Task brief
Please pick out every one of the rows below that contains the string "query" and copy each one in full. Treat uppercase and lowercase letters as different.

Dataset excerpts
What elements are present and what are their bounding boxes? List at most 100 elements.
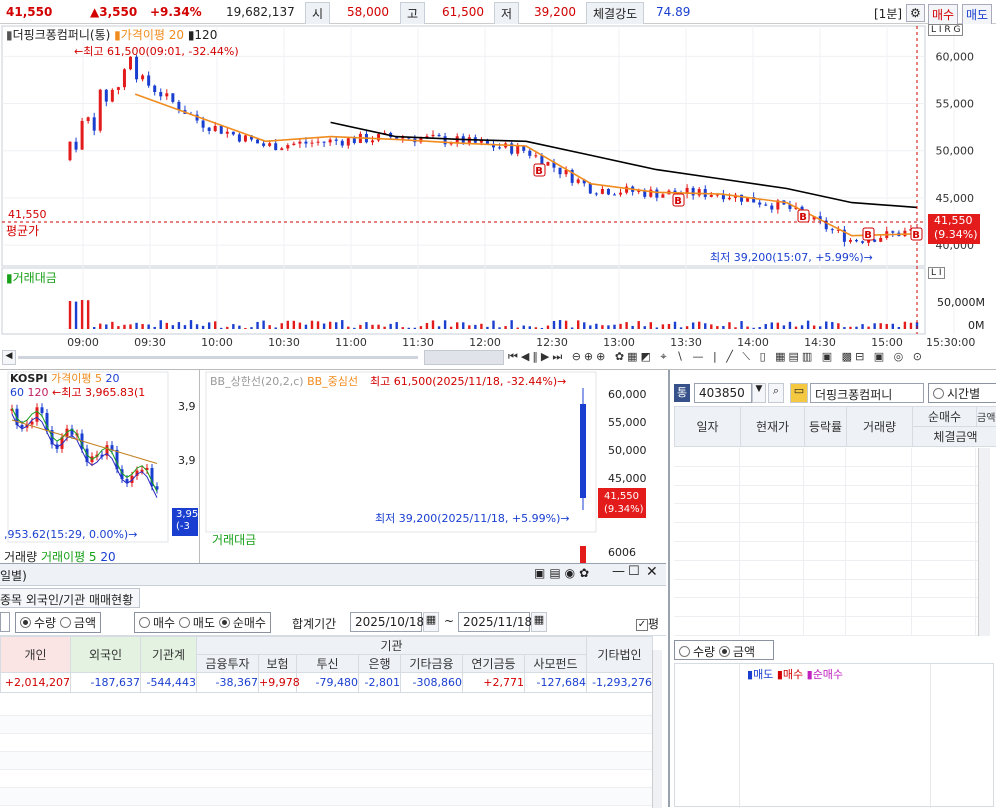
radio-buy[interactable]: 매수 [139,616,175,630]
table-row[interactable] [674,580,978,599]
volume-bar [341,320,343,329]
table-row[interactable] [674,561,978,580]
volume-bar [244,328,246,329]
candle-body [208,128,211,131]
candle-body [758,203,761,205]
table-row[interactable]: +2,014,207 -187,637 -544,443 -38,367 +9,… [1,673,653,693]
interval-selector[interactable]: [1분] [874,5,902,22]
radio-buy-label: 매수 [153,616,175,630]
stock-code-input[interactable] [0,612,10,632]
table-row[interactable] [674,523,978,542]
x-tick-label: 11:30 [402,336,434,349]
col-price[interactable]: 현재가 [741,407,805,447]
right-scrollbar[interactable] [978,448,990,636]
col-date[interactable]: 일자 [675,407,741,447]
volume-bar [722,326,724,329]
date-from-input[interactable]: 2025/10/18 [350,612,422,632]
daily-mini-chart[interactable] [200,370,668,563]
radio-net[interactable]: 순매수 [219,616,266,630]
calendar-to-icon[interactable]: ▦ [531,612,547,632]
col-change-rate[interactable]: 등락률 [805,407,847,447]
quote-bar: 41,550 ▲3,550 +9.34% 19,682,137 시 58,000… [0,0,996,24]
buy-button[interactable]: 매수 [928,4,958,25]
maximize-icon[interactable]: ☐ [628,564,640,579]
volume-bar [789,322,791,329]
volume-bar [268,325,270,329]
col-trust[interactable]: 투신 [297,655,359,673]
col-trade-amount[interactable]: 체결금액 [913,427,996,447]
avg-checkbox[interactable]: ✓평 [636,615,659,632]
investor-panel: 일별) ▣▤◉✿ — ☐ ✕ 종목 외국인/기관 매매현황 수량 금액 매수 매… [0,563,666,807]
scrollbar-thumb[interactable] [424,350,504,365]
right-radio-amt[interactable]: 금액 [719,645,755,659]
table-row[interactable] [0,698,652,716]
volume-bar [347,327,349,329]
close-icon[interactable]: ✕ [646,564,658,580]
right-chart-area[interactable]: ▮매도 ▮매수 ▮순매수 [674,663,994,807]
investor-scrollbar[interactable] [652,650,662,808]
radio-qty[interactable]: 수량 [20,616,56,630]
main-chart[interactable]: BBBBB 60,00055,00050,00045,00040,000 09:… [0,24,996,370]
scroll-left-icon[interactable]: ◀ [2,350,16,365]
search-icon[interactable]: ⌕ [768,383,784,403]
scroll-track[interactable] [18,356,418,359]
candle-body [214,126,217,131]
chart-options-tag[interactable]: L I R G [928,24,963,36]
table-row[interactable] [0,734,652,752]
volume-bar [595,324,597,329]
table-row[interactable] [674,448,978,467]
col-institution-total[interactable]: 기관계 [141,637,197,673]
volume-bar [420,326,422,329]
candle-body [171,93,174,102]
col-other-fin[interactable]: 기타금융 [401,655,463,673]
table-row[interactable] [674,486,978,505]
table-row[interactable] [674,617,978,636]
market-prefix-badge[interactable]: 통 [674,384,690,402]
table-row[interactable] [0,788,652,806]
tab-investor-trades[interactable]: 종목 외국인/기관 매매현황 [0,588,140,608]
date-to-input[interactable]: 2025/11/18 [458,612,530,632]
col-foreign[interactable]: 외국인 [71,637,141,673]
col-insurance[interactable]: 보험 [259,655,297,673]
volume-options-tag[interactable]: L I [928,267,945,279]
radio-sell[interactable]: 매도 [179,616,215,630]
table-row[interactable] [674,504,978,523]
window-tool-icons[interactable]: ▣▤◉✿ [534,566,593,580]
col-net-buy[interactable]: 순매수 [913,407,977,427]
settings-icon[interactable]: ⚙ [906,4,925,22]
high-label: 고 [400,2,425,25]
code-dropdown-icon[interactable]: ▼ [752,383,766,403]
col-pension[interactable]: 연기금등 [463,655,525,673]
col-extra[interactable]: 금액증 [977,407,996,427]
volume-bar [105,324,107,329]
candle-body [335,140,338,141]
radio-amt[interactable]: 금액 [60,616,96,630]
candle-body [220,126,223,134]
col-other-corp[interactable]: 기타법인 [587,637,653,673]
table-row[interactable] [674,598,978,617]
col-fin-invest[interactable]: 금융투자 [197,655,259,673]
sell-button[interactable]: 매도 [962,4,992,25]
col-bank[interactable]: 은행 [359,655,401,673]
chart-tool-icons[interactable]: ⏮◀‖▶⏭ ⊖⊕⊕ ✿▦◩ ⌖ ∖ — | ╱ ⟍ ▯ ▦▤▥ ▣ ▩⊟ ▣ ◎… [508,350,925,364]
candle-body [274,143,277,150]
volume-bar [541,328,543,329]
col-volume[interactable]: 거래량 [847,407,913,447]
table-row[interactable] [674,542,978,561]
daily-legend: BB_상한선(20,2,c) BB_중심선 [210,373,358,389]
calendar-from-icon[interactable]: ▦ [423,612,439,632]
stock-code-field[interactable]: 403850 [694,383,752,403]
table-row[interactable] [674,467,978,486]
buy-signal-icon-glyph: B [912,230,920,241]
kospi-tick-1: 3,9 [178,400,196,413]
table-row[interactable] [0,716,652,734]
minimize-icon[interactable]: — [612,564,625,579]
candle-body [861,241,864,242]
radio-time[interactable]: 시간별 [933,387,980,401]
right-radio-qty[interactable]: 수량 [679,645,715,659]
col-individual[interactable]: 개인 [1,637,71,673]
table-row[interactable] [0,752,652,770]
col-private-fund[interactable]: 사모펀드 [525,655,587,673]
table-row[interactable] [0,770,652,788]
folder-icon[interactable]: ▭ [790,383,808,403]
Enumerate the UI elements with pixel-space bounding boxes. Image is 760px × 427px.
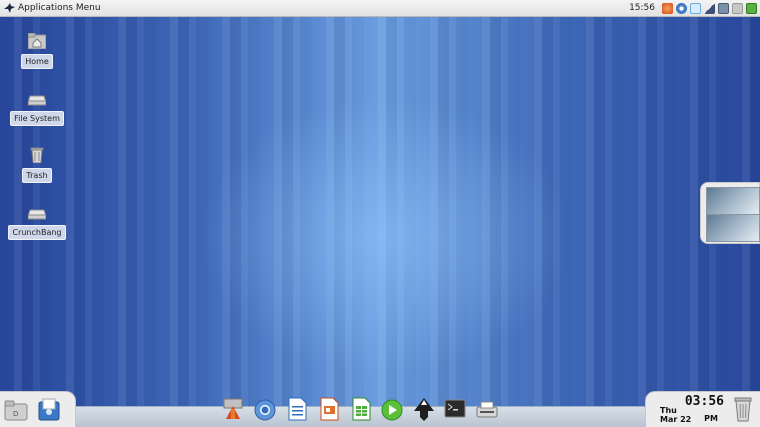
dock-clock-ampm: PM [704,414,718,423]
desktop-icon-file-system[interactable]: File System [10,90,64,126]
workspace-1-thumbnail[interactable] [706,187,760,215]
chromium-browser-icon[interactable] [254,397,276,421]
inkscape-icon[interactable] [413,397,435,421]
workspace-pager [700,182,760,244]
svg-text:D: D [13,410,18,418]
applications-menu-label: Applications Menu [18,3,101,13]
libreoffice-writer-icon[interactable] [286,397,308,421]
dock-clock-date: Mar 22 [660,415,692,424]
desktop-icon-label: File System [10,111,64,126]
crunchbang-logo-icon [4,3,15,13]
trash-icon [30,147,44,163]
power-icon[interactable] [732,2,743,14]
system-tray: 15:56 [629,0,760,17]
system-tools-icon[interactable] [222,397,244,421]
drive-icon [28,209,46,220]
dock-clock-day: Thu [660,406,677,415]
network-signal-icon[interactable] [704,2,715,14]
home-folder-icon [28,33,46,49]
green-app-icon[interactable] [746,2,757,14]
terminal-icon[interactable] [444,397,466,421]
top-panel: Applications Menu 15:56 [0,0,760,17]
desktop-icon-crunchbang[interactable]: CrunchBang [8,204,66,240]
trash-icon[interactable] [732,396,754,422]
dock-clock[interactable]: 03:56 Thu Mar 22 PM [656,394,724,426]
top-clock[interactable]: 15:56 [629,3,655,13]
desktop-icon-trash[interactable]: Trash [12,147,62,183]
desktop-icon-home[interactable]: Home [12,33,62,69]
media-player-icon[interactable] [381,397,403,421]
libreoffice-impress-icon[interactable] [318,397,340,421]
files-folder-icon[interactable]: D [4,397,28,423]
scanner-icon[interactable] [476,397,498,421]
dock-clock-time: 03:56 [684,394,724,409]
notification-icon[interactable] [662,2,673,14]
applications-menu-button[interactable]: Applications Menu [0,0,101,17]
desktop-icon-label: CrunchBang [8,225,66,240]
libreoffice-calc-icon[interactable] [350,397,372,421]
workspace-2-thumbnail[interactable] [706,214,760,242]
desktop-wallpaper [0,17,760,427]
dropbox-icon[interactable] [690,2,701,14]
desktop-icon-label: Home [21,54,53,69]
user-home-icon[interactable] [37,397,61,423]
desktop-icon-label: Trash [22,168,52,183]
drive-icon [28,95,46,106]
dock-right-panel: 03:56 Thu Mar 22 PM [645,391,760,427]
chromium-tray-icon[interactable] [676,2,687,14]
display-settings-icon[interactable] [718,2,729,14]
dock-left-panel: D [0,391,76,427]
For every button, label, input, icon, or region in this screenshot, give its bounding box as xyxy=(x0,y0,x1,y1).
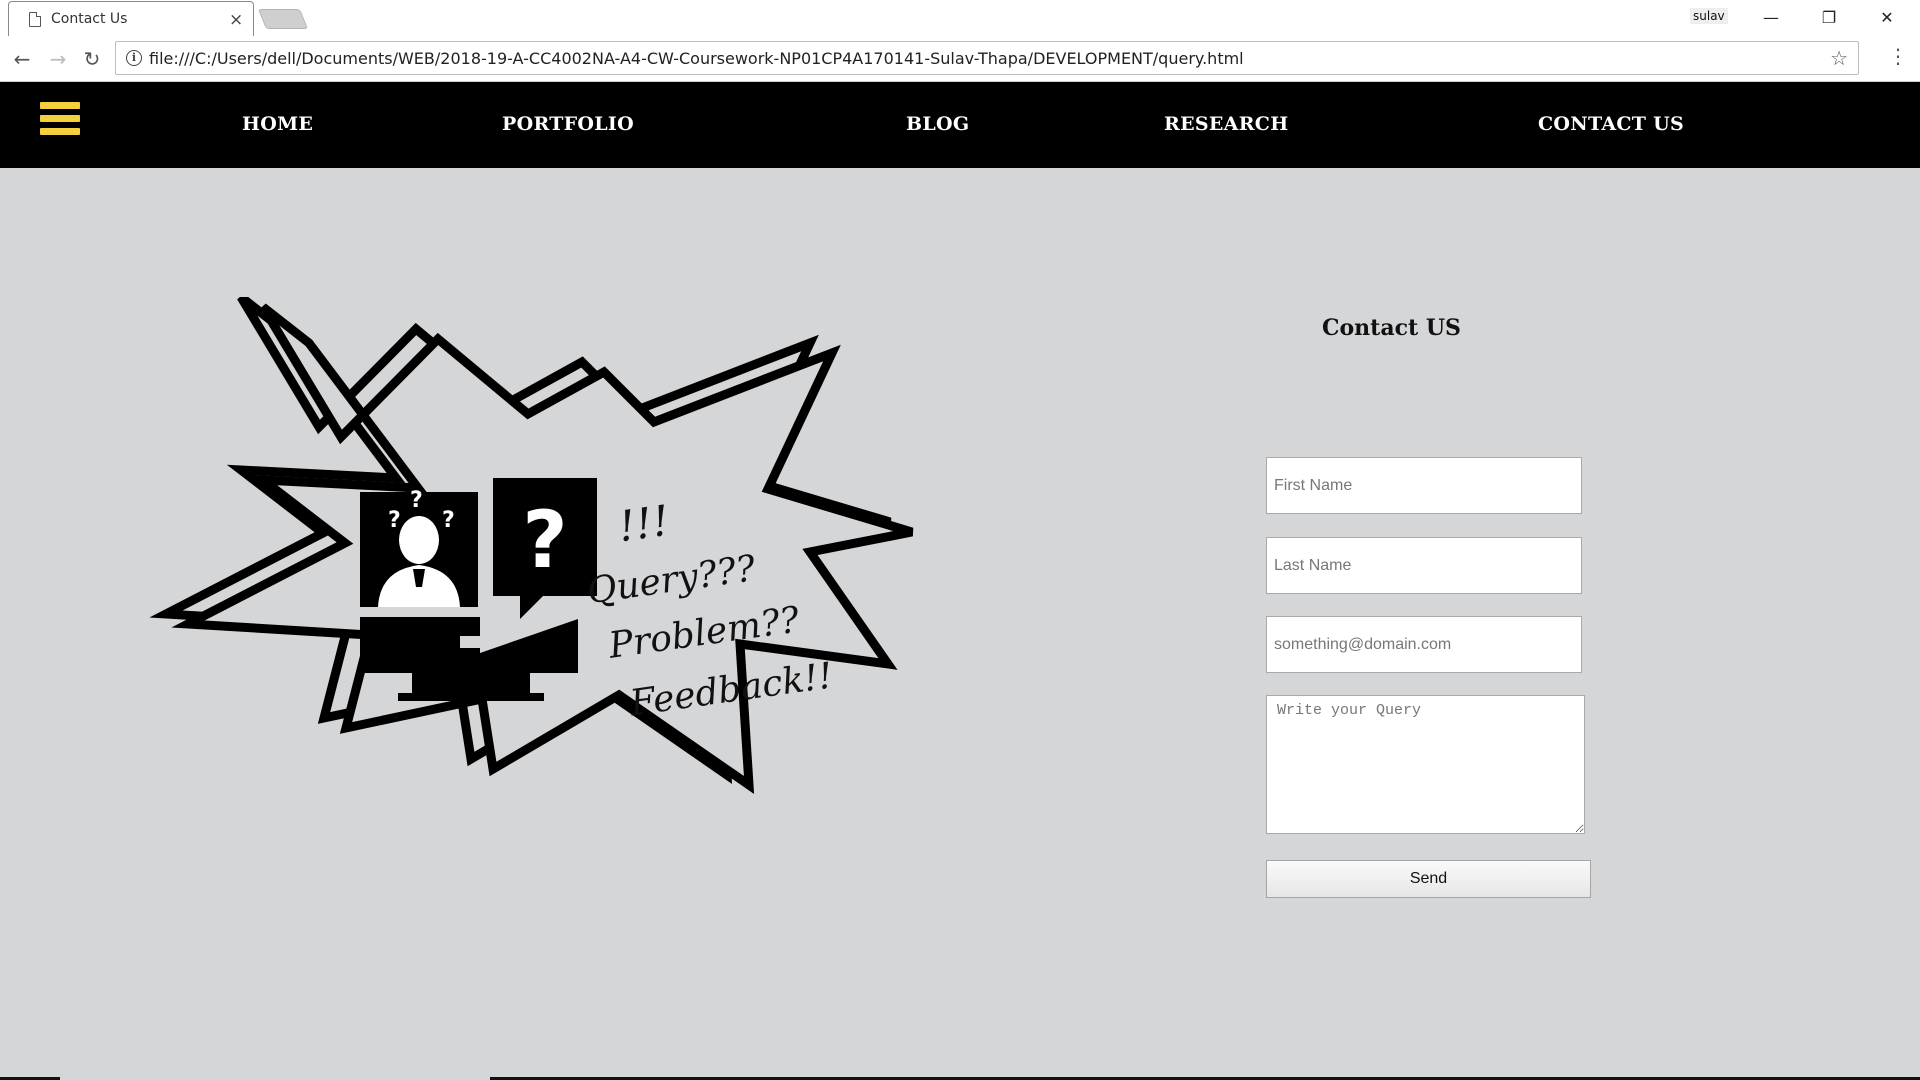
nav-home[interactable]: HOME xyxy=(242,113,313,135)
browser-menu-icon[interactable]: ⋮ xyxy=(1888,44,1908,68)
site-navbar: HOME PORTFOLIO BLOG RESEARCH CONTACT US xyxy=(0,82,1920,168)
send-button[interactable]: Send xyxy=(1266,860,1591,898)
svg-text:?: ? xyxy=(410,488,423,513)
first-name-input[interactable] xyxy=(1266,457,1582,514)
query-textarea[interactable] xyxy=(1266,695,1585,834)
close-tab-icon[interactable]: × xyxy=(229,10,243,30)
email-input[interactable] xyxy=(1266,616,1582,673)
reload-icon[interactable]: ↻ xyxy=(78,45,106,73)
new-tab-button[interactable] xyxy=(257,9,309,29)
nav-portfolio[interactable]: PORTFOLIO xyxy=(502,113,634,135)
svg-text:?: ? xyxy=(442,508,455,533)
window-close-icon[interactable]: ✕ xyxy=(1864,2,1910,32)
svg-text:?: ? xyxy=(522,496,567,586)
nav-contact-us[interactable]: CONTACT US xyxy=(1538,113,1684,135)
nav-blog[interactable]: BLOG xyxy=(906,113,969,135)
minimize-icon[interactable]: — xyxy=(1748,2,1794,32)
query-illustration: ? ? ? ? !!! Query??? Problem?? Feedback!… xyxy=(149,297,914,794)
bookmark-star-icon[interactable]: ☆ xyxy=(1830,46,1848,71)
svg-text:?: ? xyxy=(388,508,401,533)
browser-toolbar: ← → ↻ i file:///C:/Users/dell/Documents/… xyxy=(0,36,1920,82)
page-content: HOME PORTFOLIO BLOG RESEARCH CONTACT US … xyxy=(0,82,1920,1080)
forward-icon[interactable]: → xyxy=(44,45,72,73)
confused-person-icon: ? ? ? xyxy=(360,488,478,607)
hamburger-menu-icon[interactable] xyxy=(40,102,80,144)
browser-tab[interactable]: Contact Us × xyxy=(8,1,254,36)
form-title: Contact US xyxy=(1322,315,1461,341)
browser-tabstrip: Contact Us × sulav — ❐ ✕ xyxy=(0,0,1920,36)
address-bar[interactable]: i file:///C:/Users/dell/Documents/WEB/20… xyxy=(115,41,1859,75)
illus-exclaim: !!! xyxy=(615,496,672,552)
page-icon xyxy=(29,11,41,27)
info-icon[interactable]: i xyxy=(126,50,142,66)
restore-icon[interactable]: ❐ xyxy=(1806,2,1852,32)
url-text[interactable]: file:///C:/Users/dell/Documents/WEB/2018… xyxy=(149,49,1244,68)
profile-name[interactable]: sulav xyxy=(1690,8,1728,24)
last-name-input[interactable] xyxy=(1266,537,1582,594)
back-icon[interactable]: ← xyxy=(8,45,36,73)
nav-research[interactable]: RESEARCH xyxy=(1164,113,1288,135)
tab-title: Contact Us xyxy=(51,11,128,27)
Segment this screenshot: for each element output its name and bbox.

The response
query-textarea[interactable] xyxy=(1266,695,1585,834)
query-illustration: ? ? ? ? !!! Query??? Problem?? Feedback!… xyxy=(149,297,914,794)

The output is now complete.